● **What this task involves**:
Repeat the records verbatim and leave the pictures out of your copy.

● **Records provided**:

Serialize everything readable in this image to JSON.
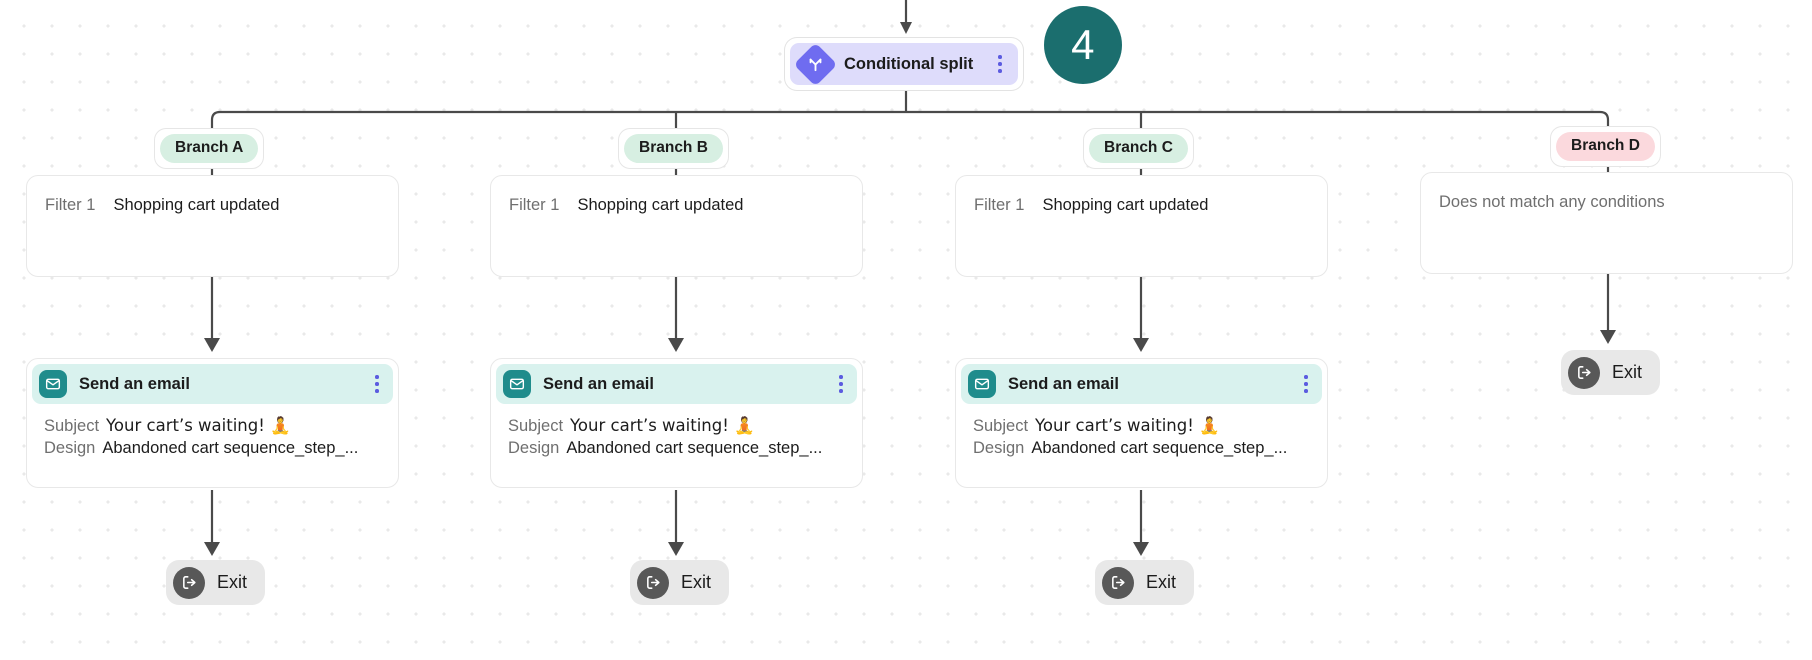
{
  "canvas": {
    "background_color": "#ffffff",
    "dot_color": "#e9e9e9",
    "connector_color": "#4a4a4a"
  },
  "step_badge": {
    "number": "4",
    "color": "#1b6e6e"
  },
  "split_node": {
    "label": "Conditional split",
    "icon": "conditional-split-icon",
    "accent_color": "#6f6cf0",
    "background_color": "#dedcfb",
    "menu_icon": "kebab-menu-icon"
  },
  "branches": [
    {
      "id": "a",
      "chip_label": "Branch A",
      "chip_color": "#d7efe2",
      "filter": {
        "key": "Filter 1",
        "value": "Shopping cart updated"
      },
      "email": {
        "title": "Send an email",
        "icon": "envelope-icon",
        "header_color": "#d9f2ee",
        "icon_color": "#1f8c8c",
        "menu_icon": "kebab-menu-icon",
        "rows": [
          {
            "key": "Subject",
            "value": "Your cart’s waiting! 🧘"
          },
          {
            "key": "Design",
            "value": "Abandoned cart sequence_step_..."
          }
        ]
      },
      "exit": {
        "label": "Exit",
        "icon": "exit-arrow-icon"
      }
    },
    {
      "id": "b",
      "chip_label": "Branch B",
      "chip_color": "#d7efe2",
      "filter": {
        "key": "Filter 1",
        "value": "Shopping cart updated"
      },
      "email": {
        "title": "Send an email",
        "icon": "envelope-icon",
        "header_color": "#d9f2ee",
        "icon_color": "#1f8c8c",
        "menu_icon": "kebab-menu-icon",
        "rows": [
          {
            "key": "Subject",
            "value": "Your cart’s waiting! 🧘"
          },
          {
            "key": "Design",
            "value": "Abandoned cart sequence_step_..."
          }
        ]
      },
      "exit": {
        "label": "Exit",
        "icon": "exit-arrow-icon"
      }
    },
    {
      "id": "c",
      "chip_label": "Branch C",
      "chip_color": "#d7efe2",
      "filter": {
        "key": "Filter 1",
        "value": "Shopping cart updated"
      },
      "email": {
        "title": "Send an email",
        "icon": "envelope-icon",
        "header_color": "#d9f2ee",
        "icon_color": "#1f8c8c",
        "menu_icon": "kebab-menu-icon",
        "rows": [
          {
            "key": "Subject",
            "value": "Your cart’s waiting! 🧘"
          },
          {
            "key": "Design",
            "value": "Abandoned cart sequence_step_..."
          }
        ]
      },
      "exit": {
        "label": "Exit",
        "icon": "exit-arrow-icon"
      }
    },
    {
      "id": "d",
      "chip_label": "Branch D",
      "chip_color": "#fbd9dd",
      "fallback_text": "Does not match any conditions",
      "exit": {
        "label": "Exit",
        "icon": "exit-arrow-icon"
      }
    }
  ]
}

● **Exercise answer**:
Serialize everything readable in this image to JSON.
{
  "canvas": {
    "background_color": "#ffffff",
    "dot_color": "#e9e9e9",
    "connector_color": "#4a4a4a"
  },
  "step_badge": {
    "number": "4",
    "color": "#1b6e6e"
  },
  "split_node": {
    "label": "Conditional split",
    "icon": "conditional-split-icon",
    "accent_color": "#6f6cf0",
    "background_color": "#dedcfb",
    "menu_icon": "kebab-menu-icon"
  },
  "branches": [
    {
      "id": "a",
      "chip_label": "Branch A",
      "chip_color": "#d7efe2",
      "filter": {
        "key": "Filter 1",
        "value": "Shopping cart updated"
      },
      "email": {
        "title": "Send an email",
        "icon": "envelope-icon",
        "header_color": "#d9f2ee",
        "icon_color": "#1f8c8c",
        "menu_icon": "kebab-menu-icon",
        "rows": [
          {
            "key": "Subject",
            "value": "Your cart’s waiting! 🧘"
          },
          {
            "key": "Design",
            "value": "Abandoned cart sequence_step_..."
          }
        ]
      },
      "exit": {
        "label": "Exit",
        "icon": "exit-arrow-icon"
      }
    },
    {
      "id": "b",
      "chip_label": "Branch B",
      "chip_color": "#d7efe2",
      "filter": {
        "key": "Filter 1",
        "value": "Shopping cart updated"
      },
      "email": {
        "title": "Send an email",
        "icon": "envelope-icon",
        "header_color": "#d9f2ee",
        "icon_color": "#1f8c8c",
        "menu_icon": "kebab-menu-icon",
        "rows": [
          {
            "key": "Subject",
            "value": "Your cart’s waiting! 🧘"
          },
          {
            "key": "Design",
            "value": "Abandoned cart sequence_step_..."
          }
        ]
      },
      "exit": {
        "label": "Exit",
        "icon": "exit-arrow-icon"
      }
    },
    {
      "id": "c",
      "chip_label": "Branch C",
      "chip_color": "#d7efe2",
      "filter": {
        "key": "Filter 1",
        "value": "Shopping cart updated"
      },
      "email": {
        "title": "Send an email",
        "icon": "envelope-icon",
        "header_color": "#d9f2ee",
        "icon_color": "#1f8c8c",
        "menu_icon": "kebab-menu-icon",
        "rows": [
          {
            "key": "Subject",
            "value": "Your cart’s waiting! 🧘"
          },
          {
            "key": "Design",
            "value": "Abandoned cart sequence_step_..."
          }
        ]
      },
      "exit": {
        "label": "Exit",
        "icon": "exit-arrow-icon"
      }
    },
    {
      "id": "d",
      "chip_label": "Branch D",
      "chip_color": "#fbd9dd",
      "fallback_text": "Does not match any conditions",
      "exit": {
        "label": "Exit",
        "icon": "exit-arrow-icon"
      }
    }
  ]
}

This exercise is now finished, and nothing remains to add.